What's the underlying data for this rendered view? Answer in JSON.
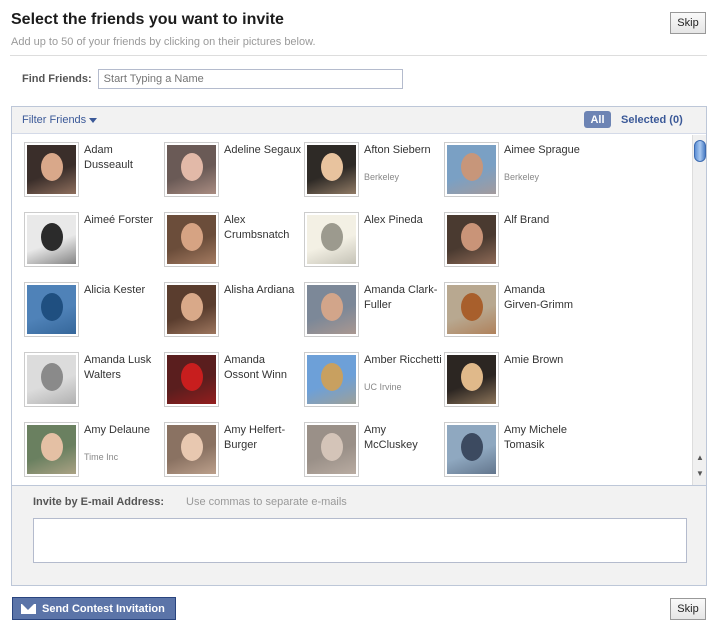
{
  "header": {
    "title": "Select the friends you want to invite",
    "subtitle": "Add up to 50 of your friends by clicking on their pictures below.",
    "skip_label": "Skip"
  },
  "find": {
    "label": "Find Friends:",
    "placeholder": "Start Typing a Name"
  },
  "filter": {
    "filter_label": "Filter Friends",
    "all_label": "All",
    "selected_label": "Selected (0)"
  },
  "friends": [
    {
      "name": "Adam Dusseault",
      "network": "",
      "photo": {
        "bg": "#3a2e2a",
        "skin": "#d9a88a"
      }
    },
    {
      "name": "Adeline Segaux",
      "network": "",
      "photo": {
        "bg": "#6a5a56",
        "skin": "#e2b9a8"
      }
    },
    {
      "name": "Afton Siebern",
      "network": "Berkeley",
      "photo": {
        "bg": "#2e2a26",
        "skin": "#e8c39e"
      }
    },
    {
      "name": "Aimee Sprague",
      "network": "Berkeley",
      "photo": {
        "bg": "#7aa0c4",
        "skin": "#c7967a"
      }
    },
    {
      "name": "Aimeé Forster",
      "network": "",
      "photo": {
        "bg": "#e9e9e9",
        "skin": "#2b2b2b"
      }
    },
    {
      "name": "Alex Crumbsnatch",
      "network": "",
      "photo": {
        "bg": "#6b4d3a",
        "skin": "#d6a383"
      }
    },
    {
      "name": "Alex Pineda",
      "network": "",
      "photo": {
        "bg": "#f3f0e4",
        "skin": "#9c9a8e"
      }
    },
    {
      "name": "Alf Brand",
      "network": "",
      "photo": {
        "bg": "#4a3a30",
        "skin": "#c99478"
      }
    },
    {
      "name": "Alicia Kester",
      "network": "",
      "photo": {
        "bg": "#4f82b8",
        "skin": "#1f4f80"
      }
    },
    {
      "name": "Alisha Ardiana",
      "network": "",
      "photo": {
        "bg": "#5a3d2e",
        "skin": "#d9a989"
      }
    },
    {
      "name": "Amanda Clark-Fuller",
      "network": "",
      "photo": {
        "bg": "#7c8898",
        "skin": "#d2a58a"
      }
    },
    {
      "name": "Amanda Girven-Grimm",
      "network": "",
      "photo": {
        "bg": "#b8a890",
        "skin": "#a85f2c"
      }
    },
    {
      "name": "Amanda Lusk Walters",
      "network": "",
      "photo": {
        "bg": "#dcdcdc",
        "skin": "#8a8a8a"
      }
    },
    {
      "name": "Amanda Ossont Winn",
      "network": "",
      "photo": {
        "bg": "#5a1e1e",
        "skin": "#c81e1e"
      }
    },
    {
      "name": "Amber Ricchetti",
      "network": "UC Irvine",
      "photo": {
        "bg": "#6da0d8",
        "skin": "#c8a060"
      }
    },
    {
      "name": "Amie Brown",
      "network": "",
      "photo": {
        "bg": "#2c2622",
        "skin": "#e0b98a"
      }
    },
    {
      "name": "Amy Delaune",
      "network": "Time Inc",
      "photo": {
        "bg": "#6a8060",
        "skin": "#e4c0a4"
      }
    },
    {
      "name": "Amy Helfert-Burger",
      "network": "",
      "photo": {
        "bg": "#8a7262",
        "skin": "#e8c8b0"
      }
    },
    {
      "name": "Amy McCluskey",
      "network": "",
      "photo": {
        "bg": "#9a9088",
        "skin": "#d4c4b8"
      }
    },
    {
      "name": "Amy Michele Tomasik",
      "network": "",
      "photo": {
        "bg": "#8fa8c0",
        "skin": "#3c4a60"
      }
    }
  ],
  "email": {
    "label": "Invite by E-mail Address:",
    "hint": "Use commas to separate e-mails",
    "value": ""
  },
  "actions": {
    "send_label": "Send Contest Invitation",
    "skip_label": "Skip"
  },
  "colors": {
    "fb_blue": "#3b5998",
    "button_blue": "#5b74a8",
    "pill_blue": "#6d84b4"
  }
}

### Objective
Write out all the records again, exactly, minus any pictures.

### Expected answer
What's the underlying data for this rendered view? Answer in JSON.
{
  "header": {
    "title": "Select the friends you want to invite",
    "subtitle": "Add up to 50 of your friends by clicking on their pictures below.",
    "skip_label": "Skip"
  },
  "find": {
    "label": "Find Friends:",
    "placeholder": "Start Typing a Name"
  },
  "filter": {
    "filter_label": "Filter Friends",
    "all_label": "All",
    "selected_label": "Selected (0)"
  },
  "friends": [
    {
      "name": "Adam Dusseault",
      "network": "",
      "photo": {
        "bg": "#3a2e2a",
        "skin": "#d9a88a"
      }
    },
    {
      "name": "Adeline Segaux",
      "network": "",
      "photo": {
        "bg": "#6a5a56",
        "skin": "#e2b9a8"
      }
    },
    {
      "name": "Afton Siebern",
      "network": "Berkeley",
      "photo": {
        "bg": "#2e2a26",
        "skin": "#e8c39e"
      }
    },
    {
      "name": "Aimee Sprague",
      "network": "Berkeley",
      "photo": {
        "bg": "#7aa0c4",
        "skin": "#c7967a"
      }
    },
    {
      "name": "Aimeé Forster",
      "network": "",
      "photo": {
        "bg": "#e9e9e9",
        "skin": "#2b2b2b"
      }
    },
    {
      "name": "Alex Crumbsnatch",
      "network": "",
      "photo": {
        "bg": "#6b4d3a",
        "skin": "#d6a383"
      }
    },
    {
      "name": "Alex Pineda",
      "network": "",
      "photo": {
        "bg": "#f3f0e4",
        "skin": "#9c9a8e"
      }
    },
    {
      "name": "Alf Brand",
      "network": "",
      "photo": {
        "bg": "#4a3a30",
        "skin": "#c99478"
      }
    },
    {
      "name": "Alicia Kester",
      "network": "",
      "photo": {
        "bg": "#4f82b8",
        "skin": "#1f4f80"
      }
    },
    {
      "name": "Alisha Ardiana",
      "network": "",
      "photo": {
        "bg": "#5a3d2e",
        "skin": "#d9a989"
      }
    },
    {
      "name": "Amanda Clark-Fuller",
      "network": "",
      "photo": {
        "bg": "#7c8898",
        "skin": "#d2a58a"
      }
    },
    {
      "name": "Amanda Girven-Grimm",
      "network": "",
      "photo": {
        "bg": "#b8a890",
        "skin": "#a85f2c"
      }
    },
    {
      "name": "Amanda Lusk Walters",
      "network": "",
      "photo": {
        "bg": "#dcdcdc",
        "skin": "#8a8a8a"
      }
    },
    {
      "name": "Amanda Ossont Winn",
      "network": "",
      "photo": {
        "bg": "#5a1e1e",
        "skin": "#c81e1e"
      }
    },
    {
      "name": "Amber Ricchetti",
      "network": "UC Irvine",
      "photo": {
        "bg": "#6da0d8",
        "skin": "#c8a060"
      }
    },
    {
      "name": "Amie Brown",
      "network": "",
      "photo": {
        "bg": "#2c2622",
        "skin": "#e0b98a"
      }
    },
    {
      "name": "Amy Delaune",
      "network": "Time Inc",
      "photo": {
        "bg": "#6a8060",
        "skin": "#e4c0a4"
      }
    },
    {
      "name": "Amy Helfert-Burger",
      "network": "",
      "photo": {
        "bg": "#8a7262",
        "skin": "#e8c8b0"
      }
    },
    {
      "name": "Amy McCluskey",
      "network": "",
      "photo": {
        "bg": "#9a9088",
        "skin": "#d4c4b8"
      }
    },
    {
      "name": "Amy Michele Tomasik",
      "network": "",
      "photo": {
        "bg": "#8fa8c0",
        "skin": "#3c4a60"
      }
    }
  ],
  "email": {
    "label": "Invite by E-mail Address:",
    "hint": "Use commas to separate e-mails",
    "value": ""
  },
  "actions": {
    "send_label": "Send Contest Invitation",
    "skip_label": "Skip"
  },
  "colors": {
    "fb_blue": "#3b5998",
    "button_blue": "#5b74a8",
    "pill_blue": "#6d84b4"
  }
}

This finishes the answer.